** START Data in this exercise **
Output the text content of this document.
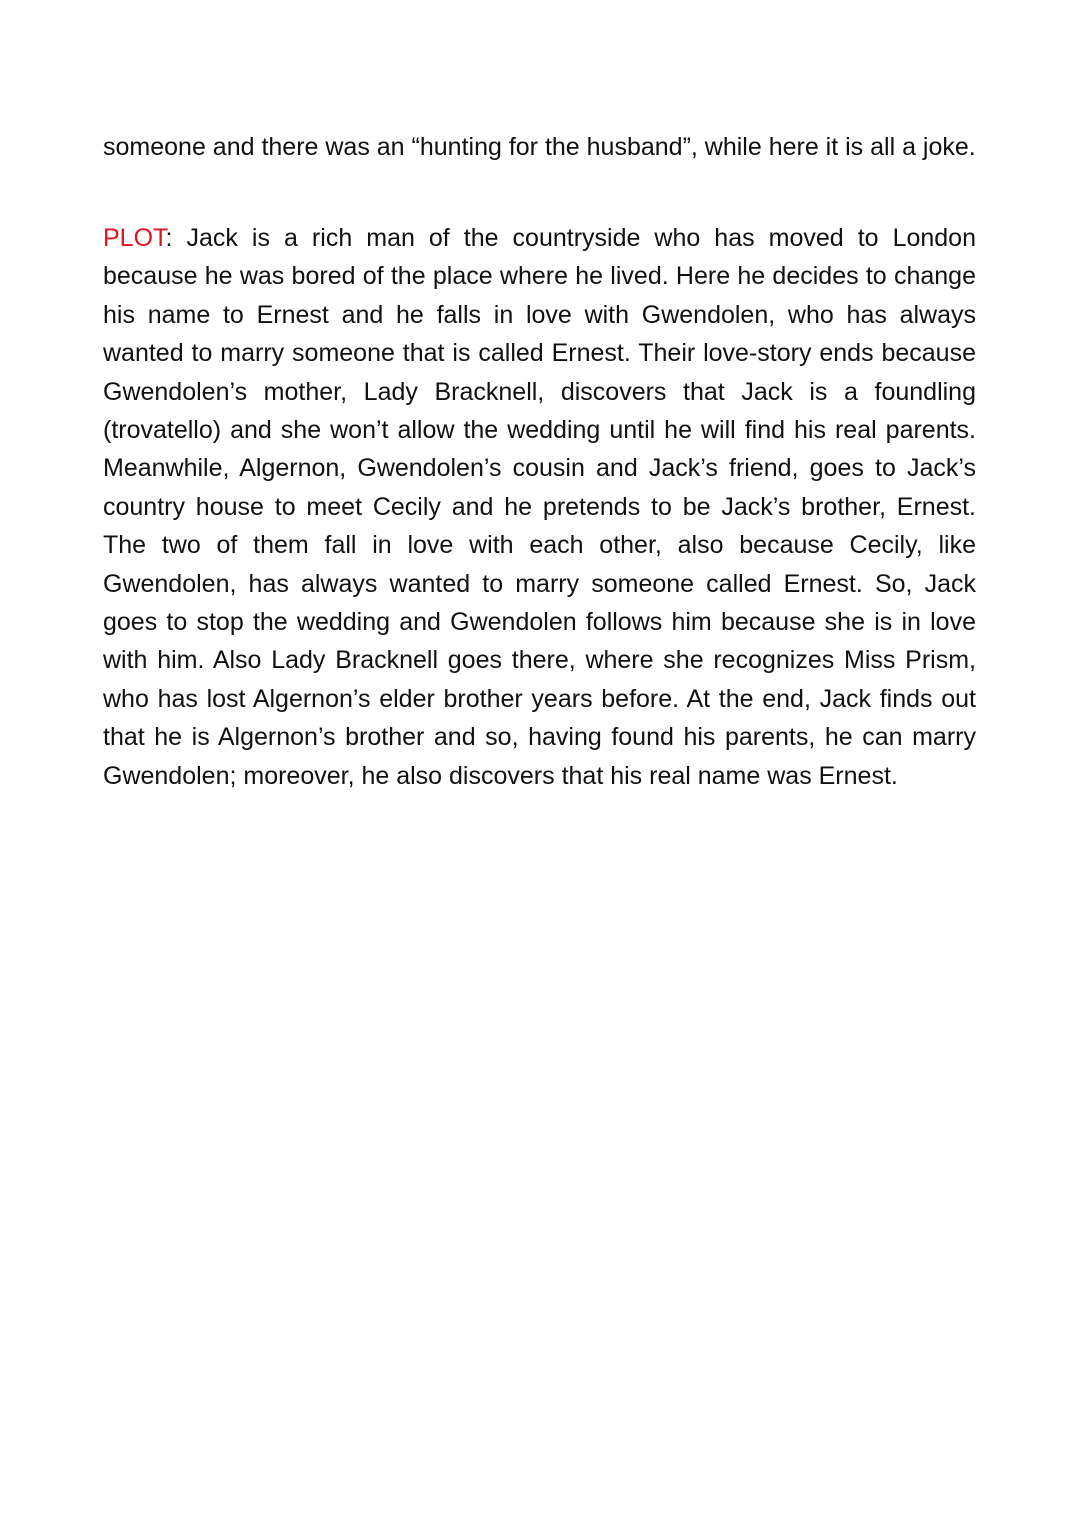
someone and there was an “hunting for the husband”, while here it is all a joke.

PLOT: Jack is a rich man of the countryside who has moved to London because he was bored of the place where he lived. Here he decides to change his name to Ernest and he falls in love with Gwendolen, who has always wanted to marry someone that is called Ernest. Their love-story ends because Gwendolen’s mother, Lady Bracknell, discovers that Jack is a foundling (trovatello) and she won’t allow the wedding until he will find his real parents. Meanwhile, Algernon, Gwendolen’s cousin and Jack’s friend, goes to Jack’s country house to meet Cecily and he pretends to be Jack’s brother, Ernest. The two of them fall in love with each other, also because Cecily, like Gwendolen, has always wanted to marry someone called Ernest. So, Jack goes to stop the wedding and Gwendolen follows him because she is in love with him. Also Lady Bracknell goes there, where she recognizes Miss Prism, who has lost Algernon’s elder brother years before. At the end, Jack finds out that he is Algernon’s brother and so, having found his parents, he can marry Gwendolen; moreover, he also discovers that his real name was Ernest.
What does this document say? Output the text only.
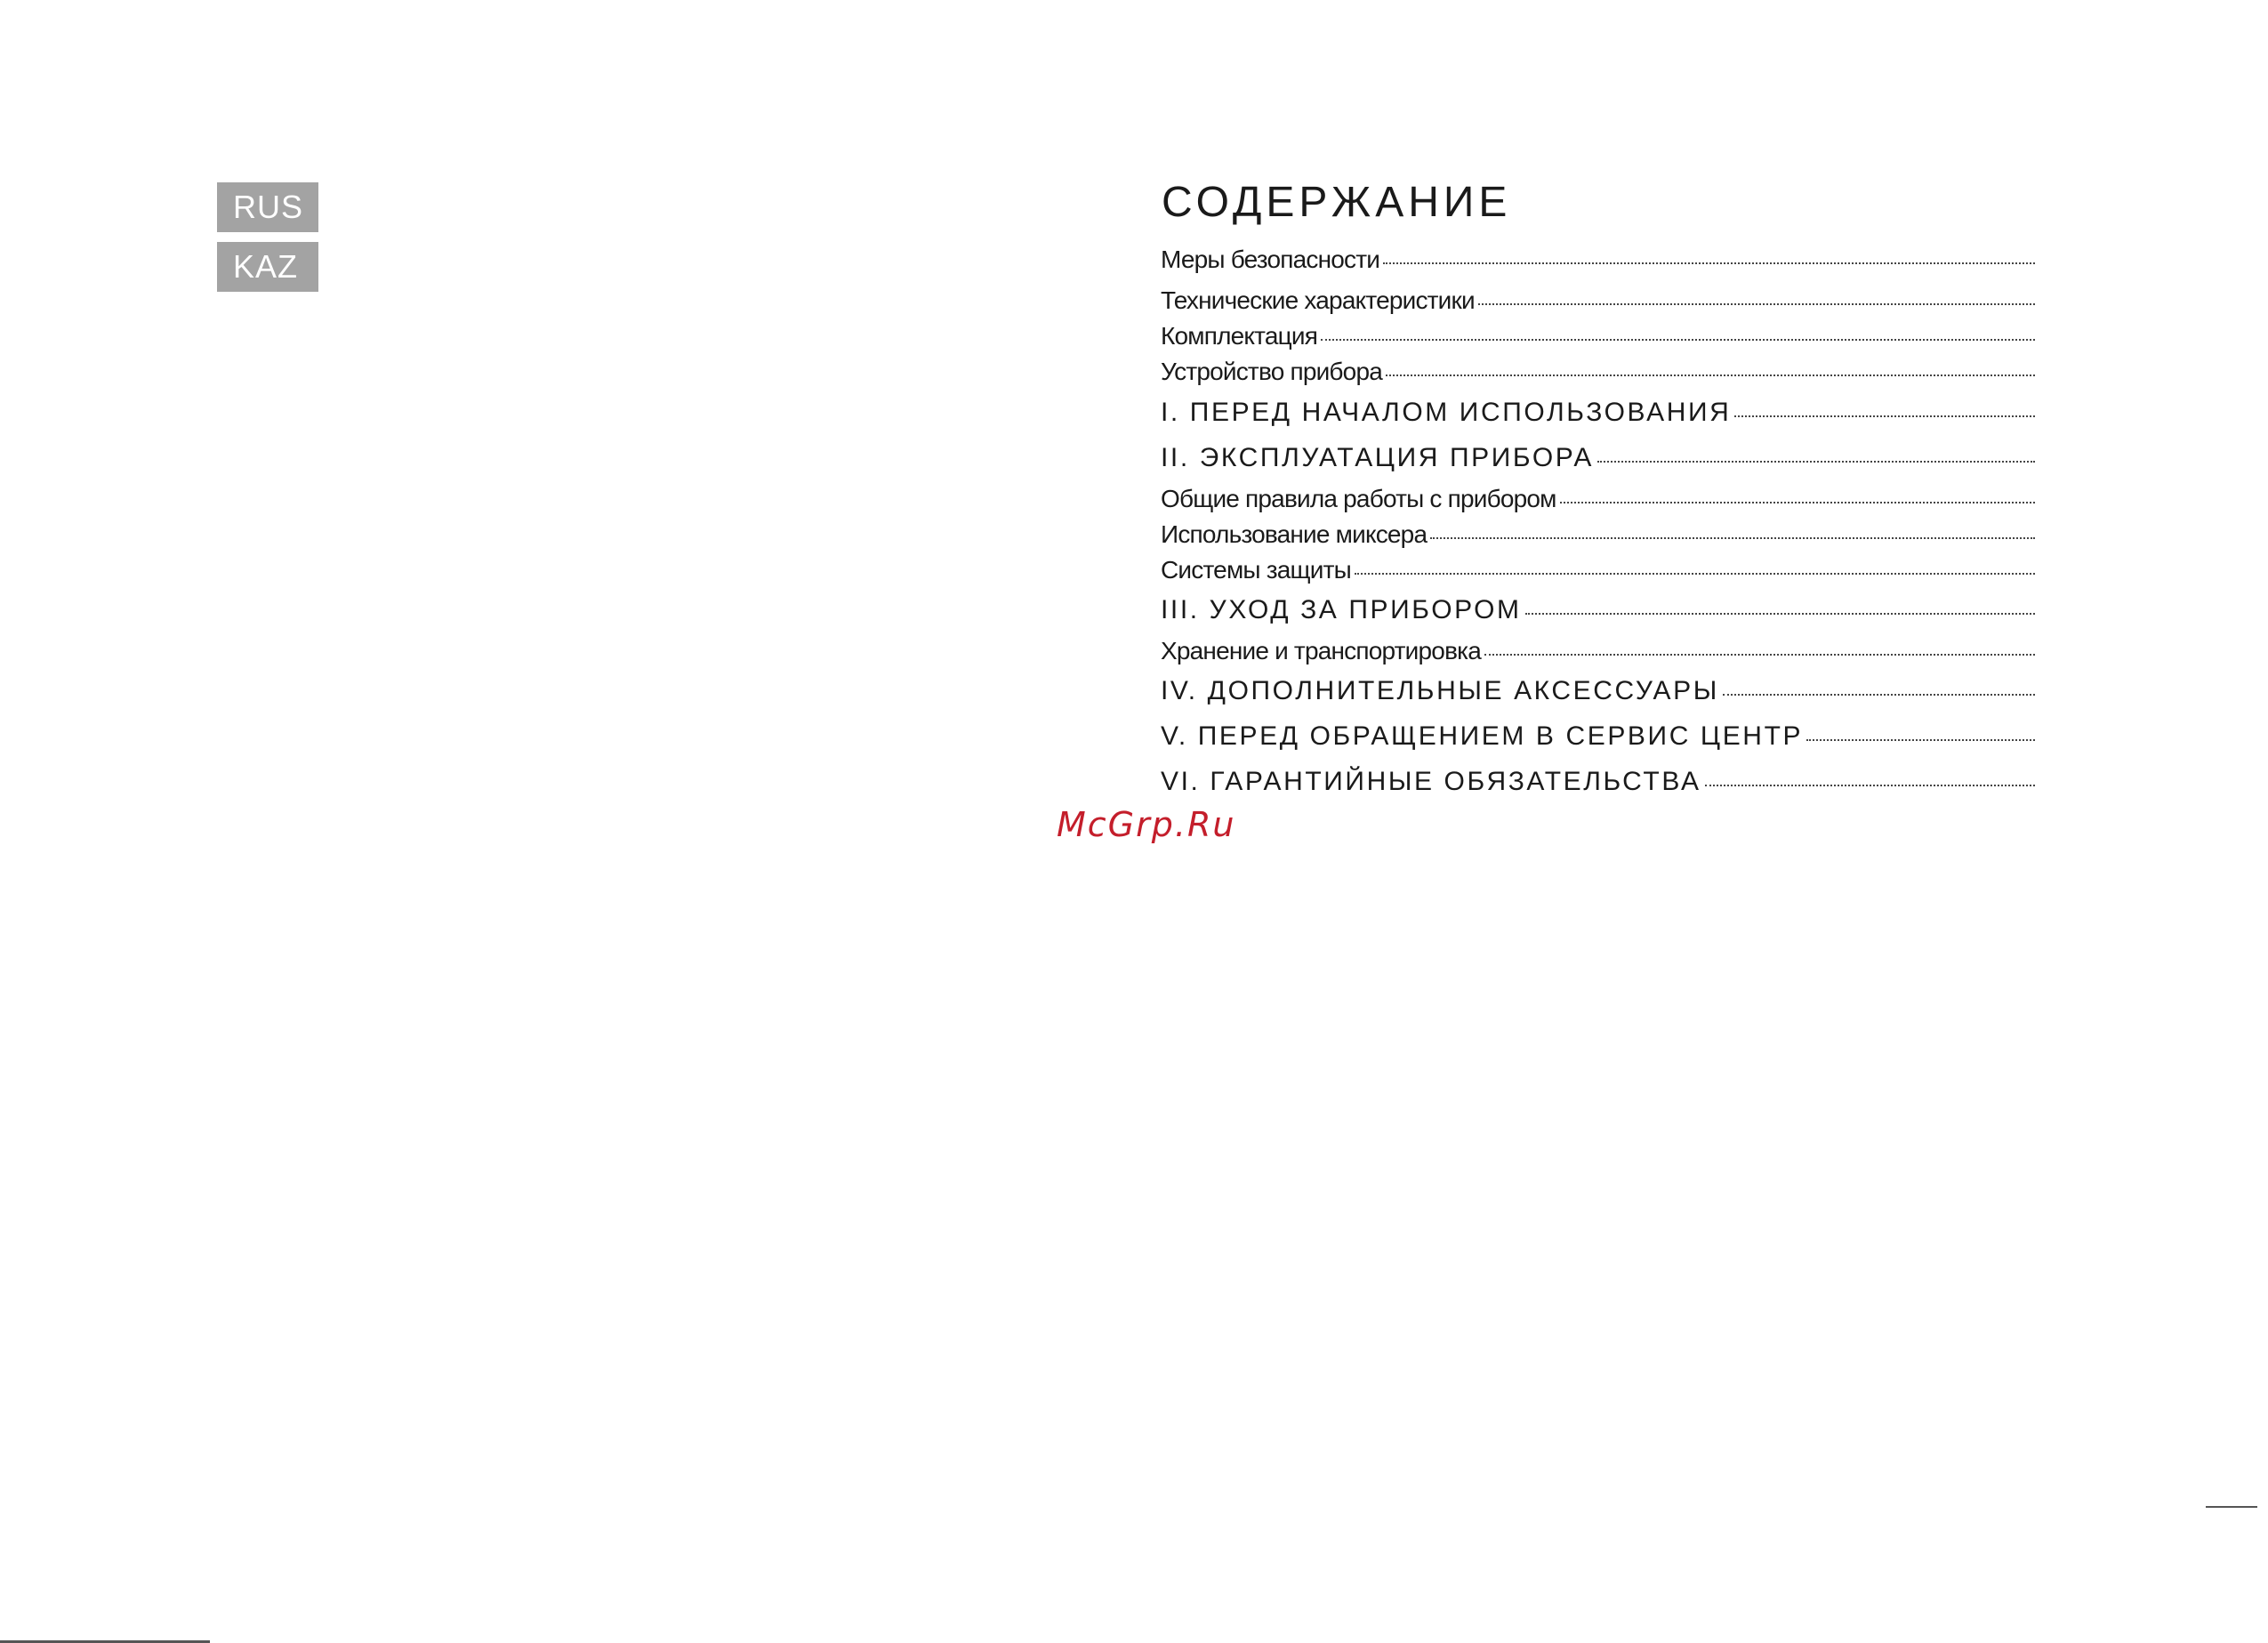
RUS
KAZ
СОДЕРЖАНИЕ
Меры безопасности
Технические характеристики
Комплектация
Устройство прибора
I. ПЕРЕД НАЧАЛОМ ИСПОЛЬЗОВАНИЯ
II. ЭКСПЛУАТАЦИЯ ПРИБОРА
Общие правила работы с прибором
Использование миксера
Системы защиты
III. УХОД ЗА ПРИБОРОМ
Хранение и транспортировка
IV. ДОПОЛНИТЕЛЬНЫЕ АКСЕССУАРЫ
V. ПЕРЕД ОБРАЩЕНИЕМ В СЕРВИС ЦЕНТР
VI. ГАРАНТИЙНЫЕ ОБЯЗАТЕЛЬСТВА
McGrp.Ru
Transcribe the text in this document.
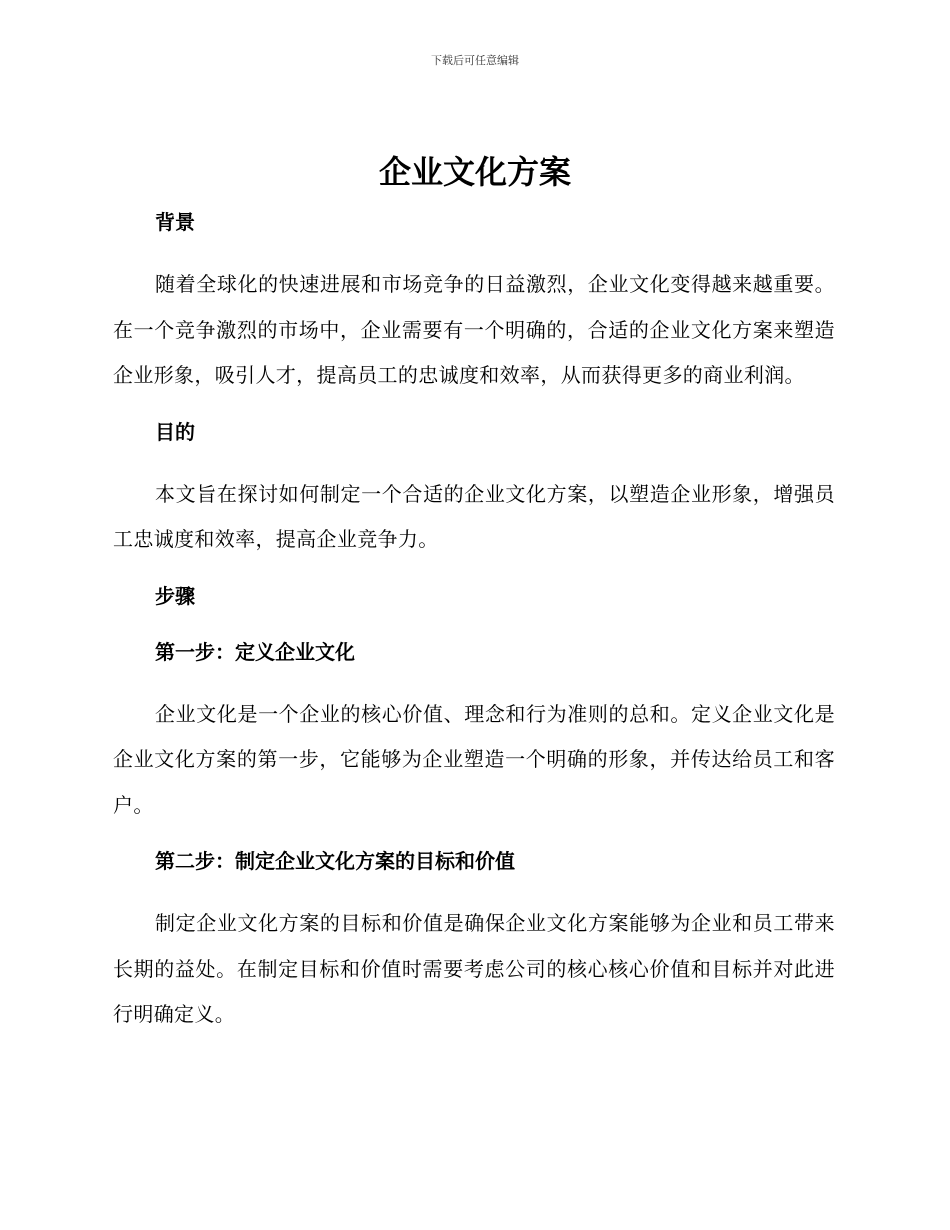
下载后可任意编辑
企业文化方案
背景

随着全球化的快速进展和市场竞争的日益激烈，企业文化变得越来越重要。在一个竞争激烈的市场中，企业需要有一个明确的，合适的企业文化方案来塑造企业形象，吸引人才，提高员工的忠诚度和效率，从而获得更多的商业利润。

目的

本文旨在探讨如何制定一个合适的企业文化方案，以塑造企业形象，增强员工忠诚度和效率，提高企业竞争力。

步骤
第一步：定义企业文化

企业文化是一个企业的核心价值、理念和行为准则的总和。定义企业文化是企业文化方案的第一步，它能够为企业塑造一个明确的形象，并传达给员工和客户。

第二步：制定企业文化方案的目标和价值

制定企业文化方案的目标和价值是确保企业文化方案能够为企业和员工带来长期的益处。在制定目标和价值时需要考虑公司的核心核心价值和目标并对此进行明确定义。
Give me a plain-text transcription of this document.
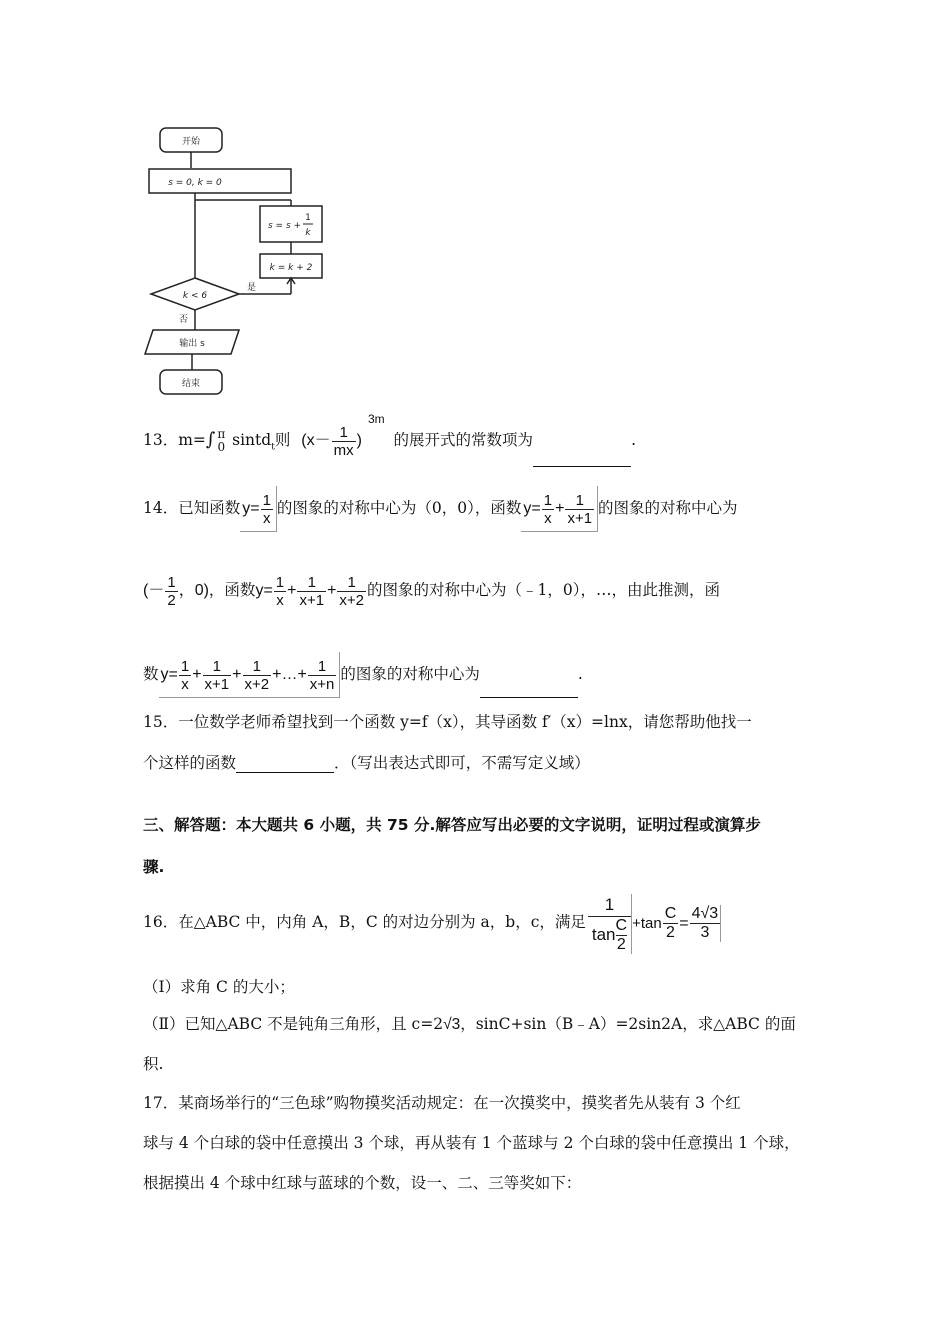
开始
s = 0, k = 0
s = s +
1
k
k = k + 2
k < 6
是
否
输出 s
结束
13．m=∫ π
0 sintd$_t$则 $(x- \frac{1}{mx} )^{3m}$ 的展开式的常数项为	.
14．已知函数 $y= \frac{1}{x}$ 的图象的对称中心为（0，0），函数 $y= \frac{1}{x} + \frac{1}{x+1}$ 的图象的对称中心为
(－ $\frac{1}{2}$ ，0)，函数$y= \frac{1}{x} + \frac{1}{x+1} + \frac{1}{x+2}$ 的图象的对称中心为（﹣1，0），…，由此推测，函
数 $y= \frac{1}{x} + \frac{1}{x+1} + \frac{1}{x+2}$ +…+ $\frac{1}{x+n}$ 的图象的对称中心为	.
15．一位数学老师希望找到一个函数 y=f（x），其导函数 f′（x）=lnx，请您帮助他找一
个这样的函数	．（写出表达式即可，不需写定义域）
三、解答题：本大题共 6 小题，共 75 分.解答应写出必要的文字说明，证明过程或演算步
骤.
16．在△ABC 中，内角 A，B，C 的对边分别为 a，b，c，满足 $\frac{1}{\tan \frac{C}{2}} +\tan \frac{C}{2} = \frac{4√3}{3}$
（Ⅰ）求角 C 的大小；
（Ⅱ）已知△ABC 不是钝角三角形，且 c=2√3，sinC+sin（B﹣A）=2sin2A，求△ABC 的面
积.
17．某商场举行的“三色球”购物摸奖活动规定：在一次摸奖中，摸奖者先从装有 3 个红
球与 4 个白球的袋中任意摸出 3 个球，再从装有 1 个蓝球与 2 个白球的袋中任意摸出 1 个球，
根据摸出 4 个球中红球与蓝球的个数，设一、二、三等奖如下：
** END Data in this exercise **
■ **Aim of the task**
Which lines above contain "there"? Show each of them.

■ **Solution to the exercise**
someone and there was an “hunting for the husband”, while here it is all a joke.
PLOT: Jack is a rich man of the countryside who has moved to London because he was bored of the place where he lived. Here he decides to change his name to Ernest and he falls in love with Gwendolen, who has always wanted to marry someone that is called Ernest. Their love-story ends because Gwendolen’s mother, Lady Bracknell, discovers that Jack is a foundling (trovatello) and she won’t allow the wedding until he will find his real parents. Meanwhile, Algernon, Gwendolen’s cousin and Jack’s friend, goes to Jack’s country house to meet Cecily and he pretends to be Jack’s brother, Ernest. The two of them fall in love with each other, also because Cecily, like Gwendolen, has always wanted to marry someone called Ernest. So, Jack goes to stop the wedding and Gwendolen follows him because she is in love with him. Also Lady Bracknell goes there, where she recognizes Miss Prism, who has lost Algernon’s elder brother years before. At the end, Jack finds out that he is Algernon’s brother and so, having found his parents, he can marry Gwendolen; moreover, he also discovers that his real name was Ernest.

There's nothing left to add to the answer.